## Work required
All of the material below is to be restated word for word, apart from the pictures.

[Figure content listings]
· · · ·
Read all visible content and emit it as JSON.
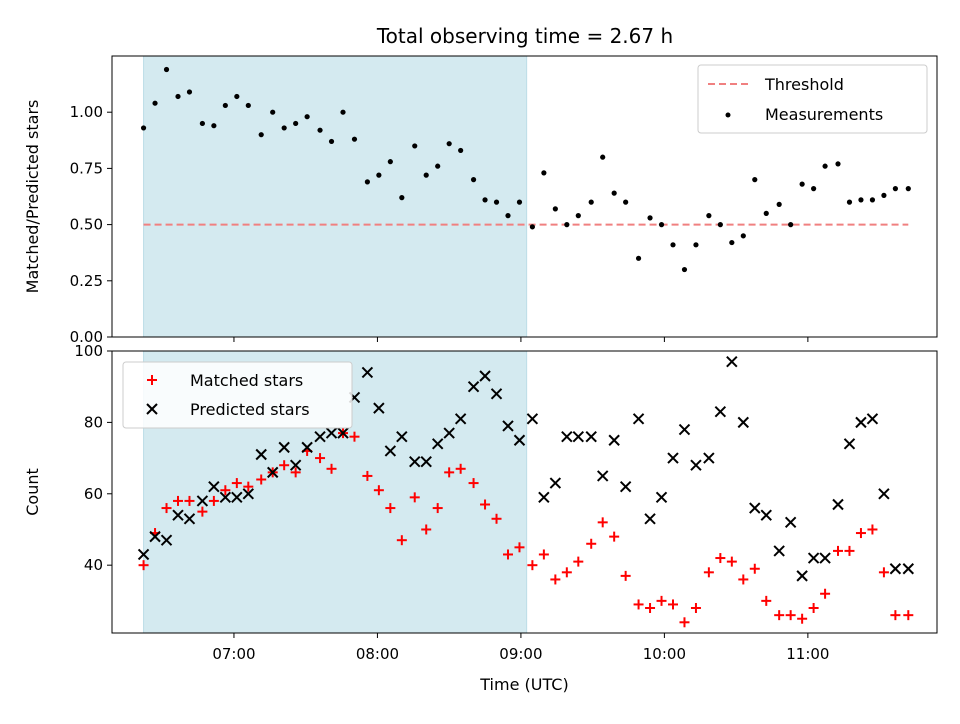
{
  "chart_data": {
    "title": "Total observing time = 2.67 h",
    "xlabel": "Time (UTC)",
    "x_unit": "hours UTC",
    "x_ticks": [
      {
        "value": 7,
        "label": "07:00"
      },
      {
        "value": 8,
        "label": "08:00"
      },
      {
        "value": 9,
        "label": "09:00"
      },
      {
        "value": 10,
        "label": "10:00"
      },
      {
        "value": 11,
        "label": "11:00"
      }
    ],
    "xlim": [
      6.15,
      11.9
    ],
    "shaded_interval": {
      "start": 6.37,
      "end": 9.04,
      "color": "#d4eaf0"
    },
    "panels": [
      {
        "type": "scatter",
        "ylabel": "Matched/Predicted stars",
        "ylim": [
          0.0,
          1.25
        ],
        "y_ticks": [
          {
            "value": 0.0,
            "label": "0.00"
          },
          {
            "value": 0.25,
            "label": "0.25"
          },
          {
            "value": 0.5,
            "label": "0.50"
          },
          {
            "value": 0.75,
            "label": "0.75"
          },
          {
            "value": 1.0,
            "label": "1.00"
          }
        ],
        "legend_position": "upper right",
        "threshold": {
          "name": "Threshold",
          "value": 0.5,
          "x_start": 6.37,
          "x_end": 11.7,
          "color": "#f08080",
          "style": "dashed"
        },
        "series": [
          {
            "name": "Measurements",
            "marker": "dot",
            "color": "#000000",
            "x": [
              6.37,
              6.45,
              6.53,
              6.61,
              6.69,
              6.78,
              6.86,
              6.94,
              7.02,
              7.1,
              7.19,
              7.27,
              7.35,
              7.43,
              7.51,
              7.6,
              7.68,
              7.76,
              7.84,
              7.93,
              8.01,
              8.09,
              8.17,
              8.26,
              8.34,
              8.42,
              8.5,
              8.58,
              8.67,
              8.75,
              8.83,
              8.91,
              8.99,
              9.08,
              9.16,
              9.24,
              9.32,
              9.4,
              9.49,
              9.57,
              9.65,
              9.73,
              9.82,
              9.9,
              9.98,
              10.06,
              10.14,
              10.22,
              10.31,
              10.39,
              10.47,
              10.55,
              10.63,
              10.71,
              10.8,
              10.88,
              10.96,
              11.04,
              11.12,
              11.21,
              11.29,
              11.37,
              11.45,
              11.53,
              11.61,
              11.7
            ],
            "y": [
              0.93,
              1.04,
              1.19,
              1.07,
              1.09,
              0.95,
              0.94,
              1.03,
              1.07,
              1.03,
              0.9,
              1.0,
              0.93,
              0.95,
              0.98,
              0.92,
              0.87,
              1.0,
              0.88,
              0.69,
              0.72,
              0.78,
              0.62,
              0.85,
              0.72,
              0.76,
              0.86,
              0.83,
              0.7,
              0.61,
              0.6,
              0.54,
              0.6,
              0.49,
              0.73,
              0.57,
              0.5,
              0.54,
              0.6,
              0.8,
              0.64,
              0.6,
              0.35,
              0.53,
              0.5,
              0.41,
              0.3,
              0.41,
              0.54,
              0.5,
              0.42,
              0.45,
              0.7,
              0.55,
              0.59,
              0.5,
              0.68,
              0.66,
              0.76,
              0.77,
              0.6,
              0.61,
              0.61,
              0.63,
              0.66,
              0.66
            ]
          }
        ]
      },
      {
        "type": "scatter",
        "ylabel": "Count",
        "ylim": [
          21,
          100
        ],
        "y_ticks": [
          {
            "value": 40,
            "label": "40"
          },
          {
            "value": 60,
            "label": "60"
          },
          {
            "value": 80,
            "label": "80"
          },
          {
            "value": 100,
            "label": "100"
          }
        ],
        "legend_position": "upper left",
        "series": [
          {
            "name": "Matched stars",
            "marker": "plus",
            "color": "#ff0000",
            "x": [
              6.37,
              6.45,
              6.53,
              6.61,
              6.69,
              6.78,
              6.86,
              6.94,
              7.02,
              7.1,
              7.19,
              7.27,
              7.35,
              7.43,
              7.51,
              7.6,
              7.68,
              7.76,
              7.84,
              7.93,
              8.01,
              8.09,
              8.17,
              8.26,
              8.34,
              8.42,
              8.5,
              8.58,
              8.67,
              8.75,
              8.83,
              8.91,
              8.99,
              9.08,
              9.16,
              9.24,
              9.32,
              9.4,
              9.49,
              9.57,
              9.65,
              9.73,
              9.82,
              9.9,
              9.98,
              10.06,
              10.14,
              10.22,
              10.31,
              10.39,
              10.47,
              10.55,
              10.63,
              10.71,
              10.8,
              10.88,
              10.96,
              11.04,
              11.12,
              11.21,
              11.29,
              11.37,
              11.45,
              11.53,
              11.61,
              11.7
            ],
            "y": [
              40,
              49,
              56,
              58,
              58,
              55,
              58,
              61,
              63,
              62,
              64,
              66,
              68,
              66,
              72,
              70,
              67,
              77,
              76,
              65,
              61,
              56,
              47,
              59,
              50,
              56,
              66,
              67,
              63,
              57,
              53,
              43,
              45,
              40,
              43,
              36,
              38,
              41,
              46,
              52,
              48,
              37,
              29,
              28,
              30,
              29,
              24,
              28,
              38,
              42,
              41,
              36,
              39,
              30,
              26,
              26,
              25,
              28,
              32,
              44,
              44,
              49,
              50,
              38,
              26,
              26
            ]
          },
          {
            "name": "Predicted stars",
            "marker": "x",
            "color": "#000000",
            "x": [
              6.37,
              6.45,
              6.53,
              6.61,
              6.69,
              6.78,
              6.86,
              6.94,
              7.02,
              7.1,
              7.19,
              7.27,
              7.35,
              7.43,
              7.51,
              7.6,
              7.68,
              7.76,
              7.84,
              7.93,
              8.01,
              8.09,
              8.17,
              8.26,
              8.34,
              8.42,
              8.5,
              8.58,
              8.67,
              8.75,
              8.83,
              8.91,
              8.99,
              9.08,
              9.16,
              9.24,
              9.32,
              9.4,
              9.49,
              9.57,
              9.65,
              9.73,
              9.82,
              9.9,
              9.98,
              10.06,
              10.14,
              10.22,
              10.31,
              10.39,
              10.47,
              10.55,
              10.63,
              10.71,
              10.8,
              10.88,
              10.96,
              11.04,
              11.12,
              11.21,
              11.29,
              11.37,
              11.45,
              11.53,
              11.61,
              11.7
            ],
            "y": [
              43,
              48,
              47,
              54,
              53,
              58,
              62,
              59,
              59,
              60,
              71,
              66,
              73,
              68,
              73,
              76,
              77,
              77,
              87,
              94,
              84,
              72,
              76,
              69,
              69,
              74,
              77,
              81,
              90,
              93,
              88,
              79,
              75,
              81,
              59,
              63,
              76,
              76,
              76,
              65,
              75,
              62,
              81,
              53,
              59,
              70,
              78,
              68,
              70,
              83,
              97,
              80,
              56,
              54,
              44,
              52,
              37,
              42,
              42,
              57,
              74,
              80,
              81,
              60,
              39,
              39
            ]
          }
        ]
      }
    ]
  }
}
· · · ·
## Result below
Read all visible content and emit it as JSON.
{
  "chart_data": {
    "title": "Total observing time = 2.67 h",
    "xlabel": "Time (UTC)",
    "x_unit": "hours UTC",
    "x_ticks": [
      {
        "value": 7,
        "label": "07:00"
      },
      {
        "value": 8,
        "label": "08:00"
      },
      {
        "value": 9,
        "label": "09:00"
      },
      {
        "value": 10,
        "label": "10:00"
      },
      {
        "value": 11,
        "label": "11:00"
      }
    ],
    "xlim": [
      6.15,
      11.9
    ],
    "shaded_interval": {
      "start": 6.37,
      "end": 9.04,
      "color": "#d4eaf0"
    },
    "panels": [
      {
        "type": "scatter",
        "ylabel": "Matched/Predicted stars",
        "ylim": [
          0.0,
          1.25
        ],
        "y_ticks": [
          {
            "value": 0.0,
            "label": "0.00"
          },
          {
            "value": 0.25,
            "label": "0.25"
          },
          {
            "value": 0.5,
            "label": "0.50"
          },
          {
            "value": 0.75,
            "label": "0.75"
          },
          {
            "value": 1.0,
            "label": "1.00"
          }
        ],
        "legend_position": "upper right",
        "threshold": {
          "name": "Threshold",
          "value": 0.5,
          "x_start": 6.37,
          "x_end": 11.7,
          "color": "#f08080",
          "style": "dashed"
        },
        "series": [
          {
            "name": "Measurements",
            "marker": "dot",
            "color": "#000000",
            "x": [
              6.37,
              6.45,
              6.53,
              6.61,
              6.69,
              6.78,
              6.86,
              6.94,
              7.02,
              7.1,
              7.19,
              7.27,
              7.35,
              7.43,
              7.51,
              7.6,
              7.68,
              7.76,
              7.84,
              7.93,
              8.01,
              8.09,
              8.17,
              8.26,
              8.34,
              8.42,
              8.5,
              8.58,
              8.67,
              8.75,
              8.83,
              8.91,
              8.99,
              9.08,
              9.16,
              9.24,
              9.32,
              9.4,
              9.49,
              9.57,
              9.65,
              9.73,
              9.82,
              9.9,
              9.98,
              10.06,
              10.14,
              10.22,
              10.31,
              10.39,
              10.47,
              10.55,
              10.63,
              10.71,
              10.8,
              10.88,
              10.96,
              11.04,
              11.12,
              11.21,
              11.29,
              11.37,
              11.45,
              11.53,
              11.61,
              11.7
            ],
            "y": [
              0.93,
              1.04,
              1.19,
              1.07,
              1.09,
              0.95,
              0.94,
              1.03,
              1.07,
              1.03,
              0.9,
              1.0,
              0.93,
              0.95,
              0.98,
              0.92,
              0.87,
              1.0,
              0.88,
              0.69,
              0.72,
              0.78,
              0.62,
              0.85,
              0.72,
              0.76,
              0.86,
              0.83,
              0.7,
              0.61,
              0.6,
              0.54,
              0.6,
              0.49,
              0.73,
              0.57,
              0.5,
              0.54,
              0.6,
              0.8,
              0.64,
              0.6,
              0.35,
              0.53,
              0.5,
              0.41,
              0.3,
              0.41,
              0.54,
              0.5,
              0.42,
              0.45,
              0.7,
              0.55,
              0.59,
              0.5,
              0.68,
              0.66,
              0.76,
              0.77,
              0.6,
              0.61,
              0.61,
              0.63,
              0.66,
              0.66
            ]
          }
        ]
      },
      {
        "type": "scatter",
        "ylabel": "Count",
        "ylim": [
          21,
          100
        ],
        "y_ticks": [
          {
            "value": 40,
            "label": "40"
          },
          {
            "value": 60,
            "label": "60"
          },
          {
            "value": 80,
            "label": "80"
          },
          {
            "value": 100,
            "label": "100"
          }
        ],
        "legend_position": "upper left",
        "series": [
          {
            "name": "Matched stars",
            "marker": "plus",
            "color": "#ff0000",
            "x": [
              6.37,
              6.45,
              6.53,
              6.61,
              6.69,
              6.78,
              6.86,
              6.94,
              7.02,
              7.1,
              7.19,
              7.27,
              7.35,
              7.43,
              7.51,
              7.6,
              7.68,
              7.76,
              7.84,
              7.93,
              8.01,
              8.09,
              8.17,
              8.26,
              8.34,
              8.42,
              8.5,
              8.58,
              8.67,
              8.75,
              8.83,
              8.91,
              8.99,
              9.08,
              9.16,
              9.24,
              9.32,
              9.4,
              9.49,
              9.57,
              9.65,
              9.73,
              9.82,
              9.9,
              9.98,
              10.06,
              10.14,
              10.22,
              10.31,
              10.39,
              10.47,
              10.55,
              10.63,
              10.71,
              10.8,
              10.88,
              10.96,
              11.04,
              11.12,
              11.21,
              11.29,
              11.37,
              11.45,
              11.53,
              11.61,
              11.7
            ],
            "y": [
              40,
              49,
              56,
              58,
              58,
              55,
              58,
              61,
              63,
              62,
              64,
              66,
              68,
              66,
              72,
              70,
              67,
              77,
              76,
              65,
              61,
              56,
              47,
              59,
              50,
              56,
              66,
              67,
              63,
              57,
              53,
              43,
              45,
              40,
              43,
              36,
              38,
              41,
              46,
              52,
              48,
              37,
              29,
              28,
              30,
              29,
              24,
              28,
              38,
              42,
              41,
              36,
              39,
              30,
              26,
              26,
              25,
              28,
              32,
              44,
              44,
              49,
              50,
              38,
              26,
              26
            ]
          },
          {
            "name": "Predicted stars",
            "marker": "x",
            "color": "#000000",
            "x": [
              6.37,
              6.45,
              6.53,
              6.61,
              6.69,
              6.78,
              6.86,
              6.94,
              7.02,
              7.1,
              7.19,
              7.27,
              7.35,
              7.43,
              7.51,
              7.6,
              7.68,
              7.76,
              7.84,
              7.93,
              8.01,
              8.09,
              8.17,
              8.26,
              8.34,
              8.42,
              8.5,
              8.58,
              8.67,
              8.75,
              8.83,
              8.91,
              8.99,
              9.08,
              9.16,
              9.24,
              9.32,
              9.4,
              9.49,
              9.57,
              9.65,
              9.73,
              9.82,
              9.9,
              9.98,
              10.06,
              10.14,
              10.22,
              10.31,
              10.39,
              10.47,
              10.55,
              10.63,
              10.71,
              10.8,
              10.88,
              10.96,
              11.04,
              11.12,
              11.21,
              11.29,
              11.37,
              11.45,
              11.53,
              11.61,
              11.7
            ],
            "y": [
              43,
              48,
              47,
              54,
              53,
              58,
              62,
              59,
              59,
              60,
              71,
              66,
              73,
              68,
              73,
              76,
              77,
              77,
              87,
              94,
              84,
              72,
              76,
              69,
              69,
              74,
              77,
              81,
              90,
              93,
              88,
              79,
              75,
              81,
              59,
              63,
              76,
              76,
              76,
              65,
              75,
              62,
              81,
              53,
              59,
              70,
              78,
              68,
              70,
              83,
              97,
              80,
              56,
              54,
              44,
              52,
              37,
              42,
              42,
              57,
              74,
              80,
              81,
              60,
              39,
              39
            ]
          }
        ]
      }
    ]
  }
}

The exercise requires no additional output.